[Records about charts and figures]
____

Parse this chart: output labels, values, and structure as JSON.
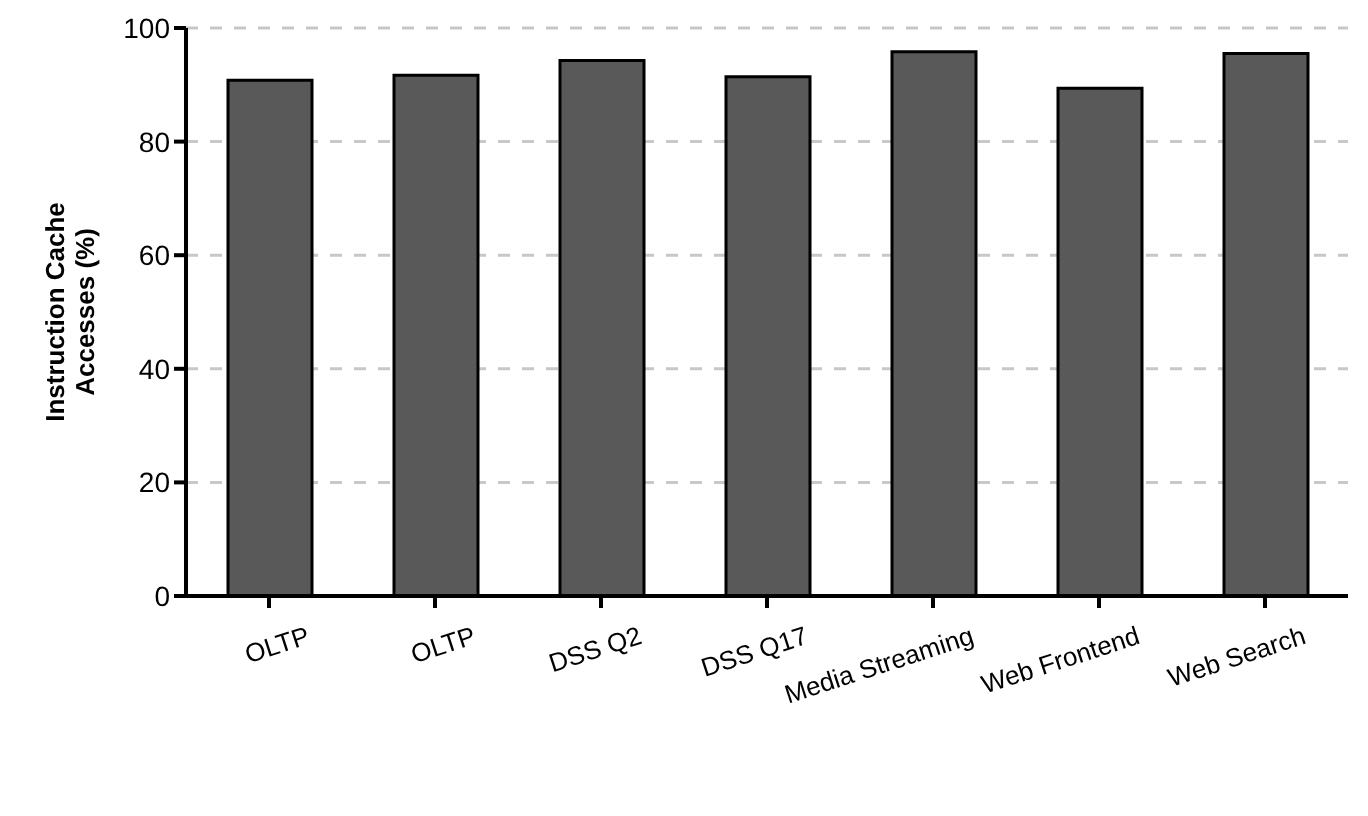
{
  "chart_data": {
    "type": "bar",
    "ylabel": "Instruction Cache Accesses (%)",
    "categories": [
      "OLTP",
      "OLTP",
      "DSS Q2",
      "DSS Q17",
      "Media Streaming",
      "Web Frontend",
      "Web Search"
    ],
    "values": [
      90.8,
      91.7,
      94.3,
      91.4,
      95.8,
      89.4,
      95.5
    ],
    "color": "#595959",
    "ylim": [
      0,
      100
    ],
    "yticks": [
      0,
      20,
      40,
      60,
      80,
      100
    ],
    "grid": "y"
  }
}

____

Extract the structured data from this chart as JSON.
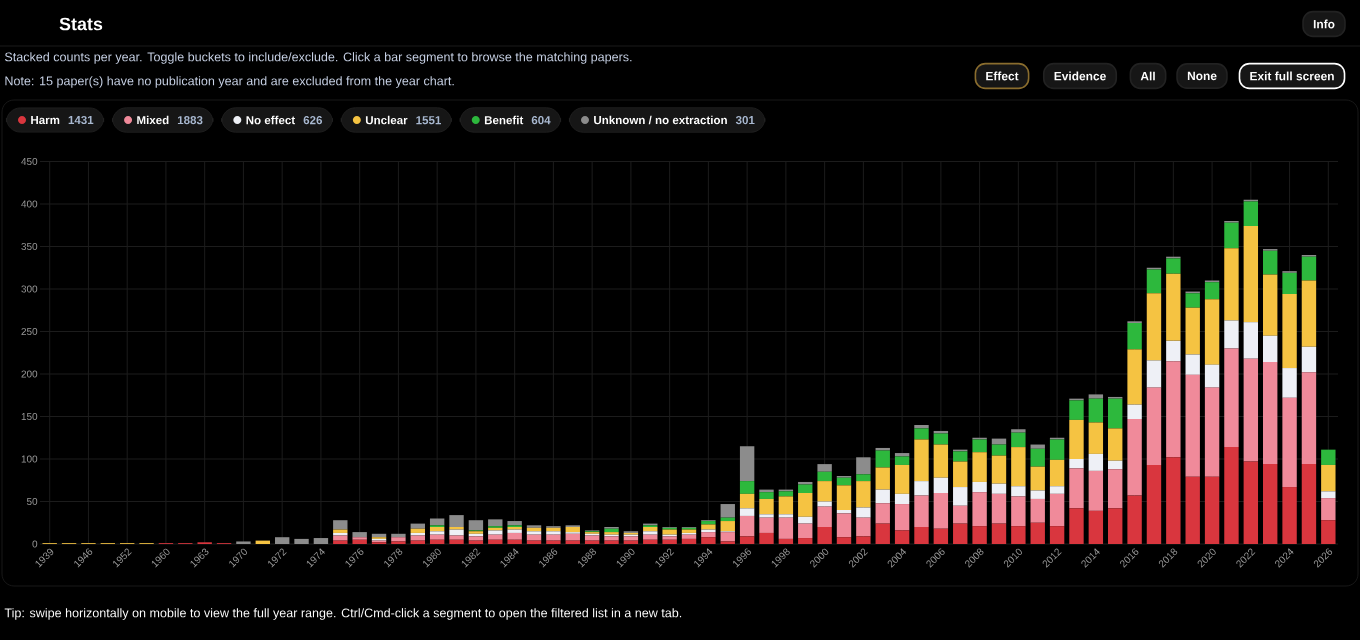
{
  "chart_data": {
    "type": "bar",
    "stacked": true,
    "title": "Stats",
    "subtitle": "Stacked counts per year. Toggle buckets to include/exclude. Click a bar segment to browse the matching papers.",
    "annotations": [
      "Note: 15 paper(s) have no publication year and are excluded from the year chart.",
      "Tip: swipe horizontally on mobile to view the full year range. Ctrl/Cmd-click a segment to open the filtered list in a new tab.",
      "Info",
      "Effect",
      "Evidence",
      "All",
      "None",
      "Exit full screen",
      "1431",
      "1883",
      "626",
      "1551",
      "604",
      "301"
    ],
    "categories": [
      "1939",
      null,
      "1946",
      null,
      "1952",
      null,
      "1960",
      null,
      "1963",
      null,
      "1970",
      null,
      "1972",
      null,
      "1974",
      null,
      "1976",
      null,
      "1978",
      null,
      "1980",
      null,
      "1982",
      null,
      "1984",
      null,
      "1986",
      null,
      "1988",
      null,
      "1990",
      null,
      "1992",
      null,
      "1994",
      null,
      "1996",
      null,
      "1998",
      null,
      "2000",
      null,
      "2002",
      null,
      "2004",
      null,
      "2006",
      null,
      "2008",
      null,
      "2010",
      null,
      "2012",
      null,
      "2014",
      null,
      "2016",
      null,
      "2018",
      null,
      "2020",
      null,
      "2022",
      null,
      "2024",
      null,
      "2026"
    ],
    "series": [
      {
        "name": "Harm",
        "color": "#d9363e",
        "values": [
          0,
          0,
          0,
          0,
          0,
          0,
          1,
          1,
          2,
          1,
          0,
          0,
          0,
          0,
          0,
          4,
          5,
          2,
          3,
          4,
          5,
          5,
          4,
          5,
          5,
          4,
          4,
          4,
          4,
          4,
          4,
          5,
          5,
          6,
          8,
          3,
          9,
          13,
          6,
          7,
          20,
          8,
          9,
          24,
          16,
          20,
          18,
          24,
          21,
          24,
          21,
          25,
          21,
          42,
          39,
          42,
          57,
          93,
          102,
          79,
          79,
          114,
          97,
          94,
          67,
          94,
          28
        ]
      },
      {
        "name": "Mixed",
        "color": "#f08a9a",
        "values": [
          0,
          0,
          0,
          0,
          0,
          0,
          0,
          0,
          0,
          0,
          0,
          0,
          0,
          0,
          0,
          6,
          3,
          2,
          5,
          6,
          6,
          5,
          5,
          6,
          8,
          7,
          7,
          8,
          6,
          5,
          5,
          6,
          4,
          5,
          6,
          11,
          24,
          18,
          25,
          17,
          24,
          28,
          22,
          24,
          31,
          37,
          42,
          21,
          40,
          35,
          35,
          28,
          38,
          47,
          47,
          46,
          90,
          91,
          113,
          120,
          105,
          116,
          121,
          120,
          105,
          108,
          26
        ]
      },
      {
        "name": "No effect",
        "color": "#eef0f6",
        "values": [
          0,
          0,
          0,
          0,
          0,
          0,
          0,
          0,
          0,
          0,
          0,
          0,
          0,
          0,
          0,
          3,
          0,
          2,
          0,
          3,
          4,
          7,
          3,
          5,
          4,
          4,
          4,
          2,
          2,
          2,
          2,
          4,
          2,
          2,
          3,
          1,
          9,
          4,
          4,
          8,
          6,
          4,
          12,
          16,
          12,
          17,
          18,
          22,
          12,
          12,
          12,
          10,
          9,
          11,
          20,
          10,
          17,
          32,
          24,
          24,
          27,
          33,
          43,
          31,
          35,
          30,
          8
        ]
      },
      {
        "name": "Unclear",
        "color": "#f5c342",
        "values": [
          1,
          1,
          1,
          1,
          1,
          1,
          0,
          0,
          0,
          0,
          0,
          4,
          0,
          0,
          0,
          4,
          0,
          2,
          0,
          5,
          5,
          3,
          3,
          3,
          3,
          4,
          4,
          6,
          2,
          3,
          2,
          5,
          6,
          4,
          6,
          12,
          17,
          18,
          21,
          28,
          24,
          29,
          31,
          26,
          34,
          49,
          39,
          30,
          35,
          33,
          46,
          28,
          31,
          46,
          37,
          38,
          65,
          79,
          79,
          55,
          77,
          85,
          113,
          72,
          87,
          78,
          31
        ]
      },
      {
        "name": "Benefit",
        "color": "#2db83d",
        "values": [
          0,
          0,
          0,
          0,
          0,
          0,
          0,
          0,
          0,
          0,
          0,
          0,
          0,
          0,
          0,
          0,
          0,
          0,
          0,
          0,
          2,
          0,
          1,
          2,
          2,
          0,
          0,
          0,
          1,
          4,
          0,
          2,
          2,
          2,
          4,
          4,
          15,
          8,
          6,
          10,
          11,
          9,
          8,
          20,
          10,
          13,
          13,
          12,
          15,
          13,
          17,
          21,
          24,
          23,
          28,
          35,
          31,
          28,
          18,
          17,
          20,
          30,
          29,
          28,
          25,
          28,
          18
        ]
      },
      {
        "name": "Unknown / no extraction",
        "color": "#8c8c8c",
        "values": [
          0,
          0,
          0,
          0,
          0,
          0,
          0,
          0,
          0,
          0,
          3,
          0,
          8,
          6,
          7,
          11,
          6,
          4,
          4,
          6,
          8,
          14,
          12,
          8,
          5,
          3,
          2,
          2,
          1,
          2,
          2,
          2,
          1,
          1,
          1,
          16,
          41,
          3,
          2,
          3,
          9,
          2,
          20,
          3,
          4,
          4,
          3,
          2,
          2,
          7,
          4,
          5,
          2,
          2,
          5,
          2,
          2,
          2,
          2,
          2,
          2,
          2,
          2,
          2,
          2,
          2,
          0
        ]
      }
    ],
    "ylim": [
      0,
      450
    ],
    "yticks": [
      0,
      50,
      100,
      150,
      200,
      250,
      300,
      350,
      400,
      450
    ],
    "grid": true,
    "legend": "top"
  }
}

____

Identify each line of the material where the word "this" shows up, and copy it.

Parse this chart: output labels, values, and structure as JSON.
Extract the structured data from this chart as JSON.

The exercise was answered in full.